Instructions to follow — Retype each record shown below, leaving every character as it is.

Task input —
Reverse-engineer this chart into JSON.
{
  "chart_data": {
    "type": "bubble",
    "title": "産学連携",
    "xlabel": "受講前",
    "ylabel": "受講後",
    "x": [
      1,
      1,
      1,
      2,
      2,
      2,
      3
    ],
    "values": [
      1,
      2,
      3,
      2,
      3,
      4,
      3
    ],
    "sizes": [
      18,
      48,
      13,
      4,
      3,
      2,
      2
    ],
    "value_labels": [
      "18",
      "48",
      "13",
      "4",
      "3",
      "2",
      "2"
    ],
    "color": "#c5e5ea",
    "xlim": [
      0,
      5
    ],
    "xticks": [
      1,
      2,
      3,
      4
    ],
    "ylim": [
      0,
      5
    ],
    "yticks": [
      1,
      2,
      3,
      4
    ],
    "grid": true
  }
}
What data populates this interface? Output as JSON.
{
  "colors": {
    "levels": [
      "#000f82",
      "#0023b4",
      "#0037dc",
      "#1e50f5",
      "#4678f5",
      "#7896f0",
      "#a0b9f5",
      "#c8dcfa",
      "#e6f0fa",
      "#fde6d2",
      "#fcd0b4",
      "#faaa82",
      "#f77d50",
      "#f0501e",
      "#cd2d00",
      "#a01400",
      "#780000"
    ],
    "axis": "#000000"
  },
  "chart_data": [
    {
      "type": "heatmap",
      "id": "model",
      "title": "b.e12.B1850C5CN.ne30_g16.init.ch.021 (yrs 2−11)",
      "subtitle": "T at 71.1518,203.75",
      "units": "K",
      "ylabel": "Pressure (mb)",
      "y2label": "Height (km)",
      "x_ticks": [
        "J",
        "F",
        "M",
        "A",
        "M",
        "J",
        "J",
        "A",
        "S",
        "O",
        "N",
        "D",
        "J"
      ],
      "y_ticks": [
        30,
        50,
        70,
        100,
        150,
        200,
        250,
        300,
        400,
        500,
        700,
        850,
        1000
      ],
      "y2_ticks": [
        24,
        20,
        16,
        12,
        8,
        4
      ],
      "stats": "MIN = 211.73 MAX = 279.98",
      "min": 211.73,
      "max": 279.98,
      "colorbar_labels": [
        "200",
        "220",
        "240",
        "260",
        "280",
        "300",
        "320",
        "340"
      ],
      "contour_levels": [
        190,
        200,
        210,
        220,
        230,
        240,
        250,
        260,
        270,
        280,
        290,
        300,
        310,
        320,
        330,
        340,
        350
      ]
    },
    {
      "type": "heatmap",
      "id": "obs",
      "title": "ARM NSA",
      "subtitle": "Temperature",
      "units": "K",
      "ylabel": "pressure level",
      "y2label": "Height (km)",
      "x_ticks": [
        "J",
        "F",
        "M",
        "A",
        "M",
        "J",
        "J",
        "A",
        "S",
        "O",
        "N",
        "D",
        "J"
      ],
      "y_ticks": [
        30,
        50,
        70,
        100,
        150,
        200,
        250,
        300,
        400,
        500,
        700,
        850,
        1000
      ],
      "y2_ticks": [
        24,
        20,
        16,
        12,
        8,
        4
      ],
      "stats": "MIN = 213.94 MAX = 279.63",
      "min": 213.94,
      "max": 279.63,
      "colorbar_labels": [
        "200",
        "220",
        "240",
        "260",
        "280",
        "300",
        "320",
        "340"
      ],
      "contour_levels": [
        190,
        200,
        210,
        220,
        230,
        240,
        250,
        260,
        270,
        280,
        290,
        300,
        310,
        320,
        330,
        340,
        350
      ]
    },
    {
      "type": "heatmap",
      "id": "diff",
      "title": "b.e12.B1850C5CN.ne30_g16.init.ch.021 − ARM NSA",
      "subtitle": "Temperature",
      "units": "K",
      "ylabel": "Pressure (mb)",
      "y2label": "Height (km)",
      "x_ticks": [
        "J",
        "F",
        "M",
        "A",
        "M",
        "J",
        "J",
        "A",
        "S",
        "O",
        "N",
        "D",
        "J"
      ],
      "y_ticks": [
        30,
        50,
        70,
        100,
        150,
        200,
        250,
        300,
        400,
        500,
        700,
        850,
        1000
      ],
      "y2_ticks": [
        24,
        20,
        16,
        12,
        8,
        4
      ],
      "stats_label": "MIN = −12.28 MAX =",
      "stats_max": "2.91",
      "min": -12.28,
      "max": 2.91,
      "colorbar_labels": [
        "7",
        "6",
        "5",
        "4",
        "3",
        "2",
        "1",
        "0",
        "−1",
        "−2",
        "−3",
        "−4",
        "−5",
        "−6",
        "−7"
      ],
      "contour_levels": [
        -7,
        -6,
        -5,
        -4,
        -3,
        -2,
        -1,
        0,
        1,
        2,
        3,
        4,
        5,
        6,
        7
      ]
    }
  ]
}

Result of the exercise —
Reverse-engineer this chart into JSON.
{
  "chart_data": {
    "type": "bubble",
    "title": "産学連携",
    "xlabel": "受講前",
    "ylabel": "受講後",
    "x": [
      1,
      1,
      1,
      2,
      2,
      2,
      3
    ],
    "values": [
      1,
      2,
      3,
      2,
      3,
      4,
      3
    ],
    "sizes": [
      18,
      48,
      13,
      4,
      3,
      2,
      2
    ],
    "value_labels": [
      "18",
      "48",
      "13",
      "4",
      "3",
      "2",
      "2"
    ],
    "color": "#c5e5ea",
    "xlim": [
      0,
      5
    ],
    "xticks": [
      1,
      2,
      3,
      4
    ],
    "ylim": [
      0,
      5
    ],
    "yticks": [
      1,
      2,
      3,
      4
    ],
    "grid": true
  }
}
What data populates this interface? Output as JSON.
{
  "colors": {
    "levels": [
      "#000f82",
      "#0023b4",
      "#0037dc",
      "#1e50f5",
      "#4678f5",
      "#7896f0",
      "#a0b9f5",
      "#c8dcfa",
      "#e6f0fa",
      "#fde6d2",
      "#fcd0b4",
      "#faaa82",
      "#f77d50",
      "#f0501e",
      "#cd2d00",
      "#a01400",
      "#780000"
    ],
    "axis": "#000000"
  },
  "chart_data": [
    {
      "type": "heatmap",
      "id": "model",
      "title": "b.e12.B1850C5CN.ne30_g16.init.ch.021 (yrs 2−11)",
      "subtitle": "T at 71.1518,203.75",
      "units": "K",
      "ylabel": "Pressure (mb)",
      "y2label": "Height (km)",
      "x_ticks": [
        "J",
        "F",
        "M",
        "A",
        "M",
        "J",
        "J",
        "A",
        "S",
        "O",
        "N",
        "D",
        "J"
      ],
      "y_ticks": [
        30,
        50,
        70,
        100,
        150,
        200,
        250,
        300,
        400,
        500,
        700,
        850,
        1000
      ],
      "y2_ticks": [
        24,
        20,
        16,
        12,
        8,
        4
      ],
      "stats": "MIN = 211.73 MAX = 279.98",
      "min": 211.73,
      "max": 279.98,
      "colorbar_labels": [
        "200",
        "220",
        "240",
        "260",
        "280",
        "300",
        "320",
        "340"
      ],
      "contour_levels": [
        190,
        200,
        210,
        220,
        230,
        240,
        250,
        260,
        270,
        280,
        290,
        300,
        310,
        320,
        330,
        340,
        350
      ]
    },
    {
      "type": "heatmap",
      "id": "obs",
      "title": "ARM NSA",
      "subtitle": "Temperature",
      "units": "K",
      "ylabel": "pressure level",
      "y2label": "Height (km)",
      "x_ticks": [
        "J",
        "F",
        "M",
        "A",
        "M",
        "J",
        "J",
        "A",
        "S",
        "O",
        "N",
        "D",
        "J"
      ],
      "y_ticks": [
        30,
        50,
        70,
        100,
        150,
        200,
        250,
        300,
        400,
        500,
        700,
        850,
        1000
      ],
      "y2_ticks": [
        24,
        20,
        16,
        12,
        8,
        4
      ],
      "stats": "MIN = 213.94 MAX = 279.63",
      "min": 213.94,
      "max": 279.63,
      "colorbar_labels": [
        "200",
        "220",
        "240",
        "260",
        "280",
        "300",
        "320",
        "340"
      ],
      "contour_levels": [
        190,
        200,
        210,
        220,
        230,
        240,
        250,
        260,
        270,
        280,
        290,
        300,
        310,
        320,
        330,
        340,
        350
      ]
    },
    {
      "type": "heatmap",
      "id": "diff",
      "title": "b.e12.B1850C5CN.ne30_g16.init.ch.021 − ARM NSA",
      "subtitle": "Temperature",
      "units": "K",
      "ylabel": "Pressure (mb)",
      "y2label": "Height (km)",
      "x_ticks": [
        "J",
        "F",
        "M",
        "A",
        "M",
        "J",
        "J",
        "A",
        "S",
        "O",
        "N",
        "D",
        "J"
      ],
      "y_ticks": [
        30,
        50,
        70,
        100,
        150,
        200,
        250,
        300,
        400,
        500,
        700,
        850,
        1000
      ],
      "y2_ticks": [
        24,
        20,
        16,
        12,
        8,
        4
      ],
      "stats_label": "MIN = −12.28 MAX =",
      "stats_max": "2.91",
      "min": -12.28,
      "max": 2.91,
      "colorbar_labels": [
        "7",
        "6",
        "5",
        "4",
        "3",
        "2",
        "1",
        "0",
        "−1",
        "−2",
        "−3",
        "−4",
        "−5",
        "−6",
        "−7"
      ],
      "contour_levels": [
        -7,
        -6,
        -5,
        -4,
        -3,
        -2,
        -1,
        0,
        1,
        2,
        3,
        4,
        5,
        6,
        7
      ]
    }
  ]
}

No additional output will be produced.